* Stated exercise
Make an exact copy of all the entries, but do not reproduce the pictures.

* Stored rows

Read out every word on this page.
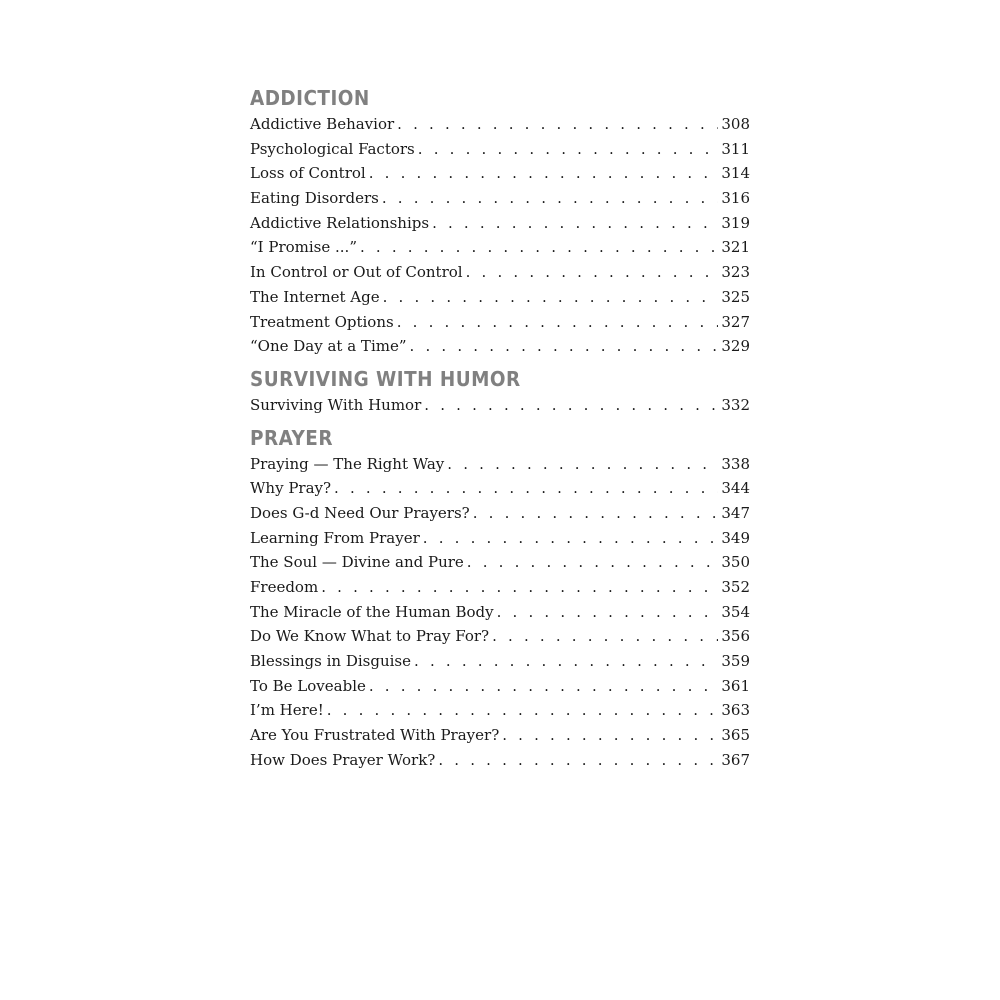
ADDICTION
Addictive Behavior . . .	308
Psychological Factors . . .	311
Loss of Control . . .	314
Eating Disorders . . .	316
Addictive Relationships . . .	319
“I Promise ...” . . .	321
In Control or Out of Control . . .	323
The Internet Age . . .	325
Treatment Options . . .	327
“One Day at a Time” . . .	329
SURVIVING WITH HUMOR
Surviving With Humor . . .	332
PRAYER
Praying — The Right Way . . .	338
Why Pray? . . .	344
Does G-d Need Our Prayers? . . .	347
Learning From Prayer . . .	349
The Soul — Divine and Pure . . .	350
Freedom . . .	352
The Miracle of the Human Body . . .	354
Do We Know What to Pray For? . . .	356
Blessings in Disguise . . .	359
To Be Loveable . . .	361
I’m Here! . . .	363
Are You Frustrated With Prayer? . . .	365
How Does Prayer Work? . . .	367
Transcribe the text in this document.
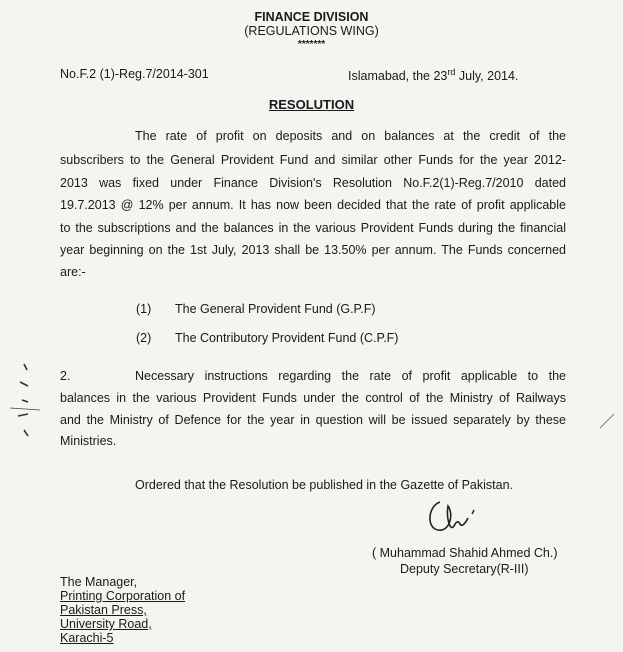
FINANCE DIVISION
(REGULATIONS WING)
*******
No.F.2 (1)-Reg.7/2014-301	Islamabad, the 23rd July, 2014.
RESOLUTION
The rate of profit on deposits and on balances at the credit of the
subscribers to the General Provident Fund and similar other Funds for the year 2012-
2013 was fixed under Finance Division's Resolution No.F.2(1)-Reg.7/2010 dated
19.7.2013 @ 12% per annum. It has now been decided that the rate of profit applicable
to the subscriptions and the balances in the various Provident Funds during the financial
year beginning on the 1st July, 2013 shall be 13.50% per annum. The Funds concerned
are:-
(1) The General Provident Fund (G.P.F)
(2) The Contributory Provident Fund (C.P.F)
2.	Necessary instructions regarding the rate of profit applicable to the
balances in the various Provident Funds under the control of the Ministry of Railways
and the Ministry of Defence for the year in question will be issued separately by these
Ministries.
Ordered that the Resolution be published in the Gazette of Pakistan.
( Muhammad Shahid Ahmed Ch.)
Deputy Secretary(R-III)
The Manager,
Printing Corporation of
Pakistan Press,
University Road,
Karachi-5
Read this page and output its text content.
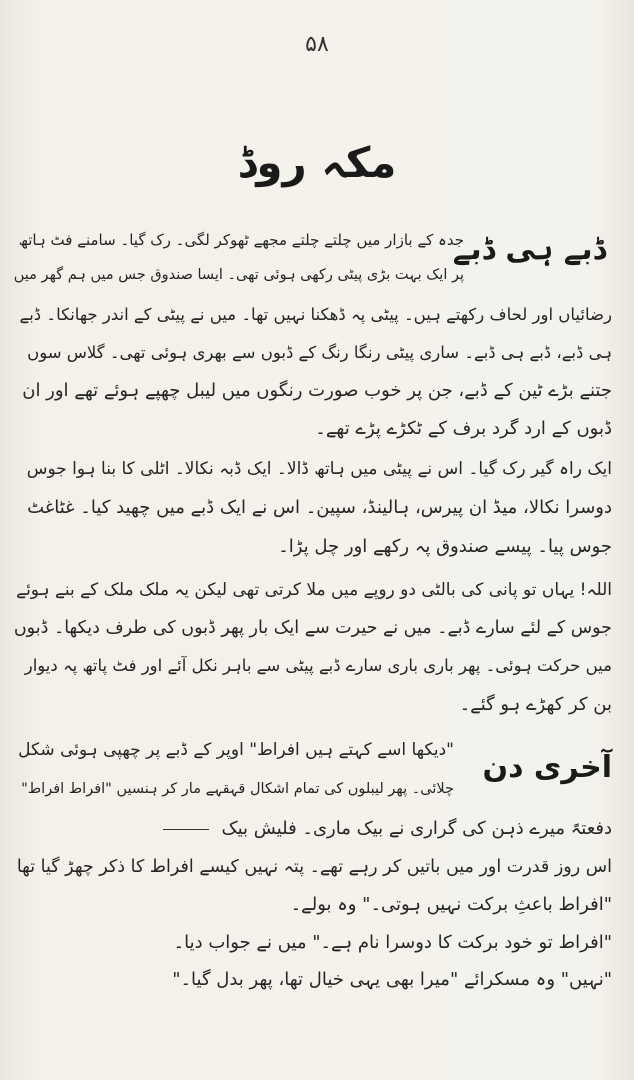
۵۸
مکہ روڈ
ڈبے ہی ڈبے
آخری دن
جدہ کے بازار میں چلتے چلتے مجھے ٹھوکر لگی۔ رک گیا۔ سامنے فٹ ہاتھ
پر ایک بہت بڑی پیٹی رکھی ہوئی تھی۔ ایسا صندوق جس میں ہم گھر میں
رضائیاں اور لحاف رکھتے ہیں۔ پیٹی پہ ڈھکنا نہیں تھا۔ میں نے پیٹی کے اندر جھانکا۔ ڈبے
ہی ڈبے، ڈبے ہی ڈبے۔ ساری پیٹی رنگا رنگ کے ڈبوں سے بھری ہوئی تھی۔ گلاس سوں
جتنے بڑے ٹین کے ڈبے، جن پر خوب صورت رنگوں میں لیبل چھپے ہوئے تھے اور ان
ڈبوں کے ارد گرد برف کے ٹکڑے پڑے تھے۔
ایک راہ گیر رک گیا۔ اس نے پیٹی میں ہاتھ ڈالا۔ ایک ڈبہ نکالا۔ اٹلی کا بنا ہوا جوس
دوسرا نکالا، میڈ ان پیرس، ہالینڈ، سپین۔ اس نے ایک ڈبے میں چھید کیا۔ غٹاغٹ
جوس پیا۔ پیسے صندوق پہ رکھے اور چل پڑا۔
اللہ! یہاں تو پانی کی بالٹی دو روپے میں ملا کرتی تھی لیکن یہ ملک ملک کے بنے ہوئے
جوس کے لئے سارے ڈبے۔ میں نے حیرت سے ایک بار پھر ڈبوں کی طرف دیکھا۔ ڈبوں
میں حرکت ہوئی۔ پھر باری باری سارے ڈبے پیٹی سے باہر نکل آئے اور فٹ پاتھ پہ دیوار
بن کر کھڑے ہو گئے۔
"دیکھا اسے کہتے ہیں افراط" اوپر کے ڈبے پر چھپی ہوئی شکل
چلائی۔ پھر لیبلوں کی تمام اشکال قہقہے مار کر ہنسیں "افراط افراط"
دفعتہً میرے ذہن کی گراری نے بیک ماری۔ فلیش بیک
اس روز قدرت اور میں باتیں کر رہے تھے۔ پتہ نہیں کیسے افراط کا ذکر چھڑ گیا تھا
"افراط باعثِ برکت نہیں ہوتی۔" وہ بولے۔
"افراط تو خود برکت کا دوسرا نام ہے۔" میں نے جواب دیا۔
"نہیں" وہ مسکرائے "میرا بھی یہی خیال تھا، پھر بدل گیا۔"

* Exercise response
Read out every word on this page.
ADDICTION
Addictive Behavior . . .	308
Psychological Factors . . .	311
Loss of Control . . .	314
Eating Disorders . . .	316
Addictive Relationships . . .	319
“I Promise ...” . . .	321
In Control or Out of Control . . .	323
The Internet Age . . .	325
Treatment Options . . .	327
“One Day at a Time” . . .	329
SURVIVING WITH HUMOR
Surviving With Humor . . .	332
PRAYER
Praying — The Right Way . . .	338
Why Pray? . . .	344
Does G-d Need Our Prayers? . . .	347
Learning From Prayer . . .	349
The Soul — Divine and Pure . . .	350
Freedom . . .	352
The Miracle of the Human Body . . .	354
Do We Know What to Pray For? . . .	356
Blessings in Disguise . . .	359
To Be Loveable . . .	361
I’m Here! . . .	363
Are You Frustrated With Prayer? . . .	365
How Does Prayer Work? . . .	367
Transcribe the text in this document.
FINANCE DIVISION
(REGULATIONS WING)
*******
No.F.2 (1)-Reg.7/2014-301	Islamabad, the 23rd July, 2014.
RESOLUTION
The rate of profit on deposits and on balances at the credit of the
subscribers to the General Provident Fund and similar other Funds for the year 2012-
2013 was fixed under Finance Division's Resolution No.F.2(1)-Reg.7/2010 dated
19.7.2013 @ 12% per annum. It has now been decided that the rate of profit applicable
to the subscriptions and the balances in the various Provident Funds during the financial
year beginning on the 1st July, 2013 shall be 13.50% per annum. The Funds concerned
are:-
(1) The General Provident Fund (G.P.F)
(2) The Contributory Provident Fund (C.P.F)
2.	Necessary instructions regarding the rate of profit applicable to the
balances in the various Provident Funds under the control of the Ministry of Railways
and the Ministry of Defence for the year in question will be issued separately by these
Ministries.
Ordered that the Resolution be published in the Gazette of Pakistan.
( Muhammad Shahid Ahmed Ch.)
Deputy Secretary(R-III)
The Manager,
Printing Corporation of
Pakistan Press,
University Road,
Karachi-5
Read this page and output its text content.
۵۸
مکہ روڈ
ڈبے ہی ڈبے
آخری دن
جدہ کے بازار میں چلتے چلتے مجھے ٹھوکر لگی۔ رک گیا۔ سامنے فٹ ہاتھ
پر ایک بہت بڑی پیٹی رکھی ہوئی تھی۔ ایسا صندوق جس میں ہم گھر میں
رضائیاں اور لحاف رکھتے ہیں۔ پیٹی پہ ڈھکنا نہیں تھا۔ میں نے پیٹی کے اندر جھانکا۔ ڈبے
ہی ڈبے، ڈبے ہی ڈبے۔ ساری پیٹی رنگا رنگ کے ڈبوں سے بھری ہوئی تھی۔ گلاس سوں
جتنے بڑے ٹین کے ڈبے، جن پر خوب صورت رنگوں میں لیبل چھپے ہوئے تھے اور ان
ڈبوں کے ارد گرد برف کے ٹکڑے پڑے تھے۔
ایک راہ گیر رک گیا۔ اس نے پیٹی میں ہاتھ ڈالا۔ ایک ڈبہ نکالا۔ اٹلی کا بنا ہوا جوس
دوسرا نکالا، میڈ ان پیرس، ہالینڈ، سپین۔ اس نے ایک ڈبے میں چھید کیا۔ غٹاغٹ
جوس پیا۔ پیسے صندوق پہ رکھے اور چل پڑا۔
اللہ! یہاں تو پانی کی بالٹی دو روپے میں ملا کرتی تھی لیکن یہ ملک ملک کے بنے ہوئے
جوس کے لئے سارے ڈبے۔ میں نے حیرت سے ایک بار پھر ڈبوں کی طرف دیکھا۔ ڈبوں
میں حرکت ہوئی۔ پھر باری باری سارے ڈبے پیٹی سے باہر نکل آئے اور فٹ پاتھ پہ دیوار
بن کر کھڑے ہو گئے۔
"دیکھا اسے کہتے ہیں افراط" اوپر کے ڈبے پر چھپی ہوئی شکل
چلائی۔ پھر لیبلوں کی تمام اشکال قہقہے مار کر ہنسیں "افراط افراط"
دفعتہً میرے ذہن کی گراری نے بیک ماری۔ فلیش بیک
اس روز قدرت اور میں باتیں کر رہے تھے۔ پتہ نہیں کیسے افراط کا ذکر چھڑ گیا تھا
"افراط باعثِ برکت نہیں ہوتی۔" وہ بولے۔
"افراط تو خود برکت کا دوسرا نام ہے۔" میں نے جواب دیا۔
"نہیں" وہ مسکرائے "میرا بھی یہی خیال تھا، پھر بدل گیا۔"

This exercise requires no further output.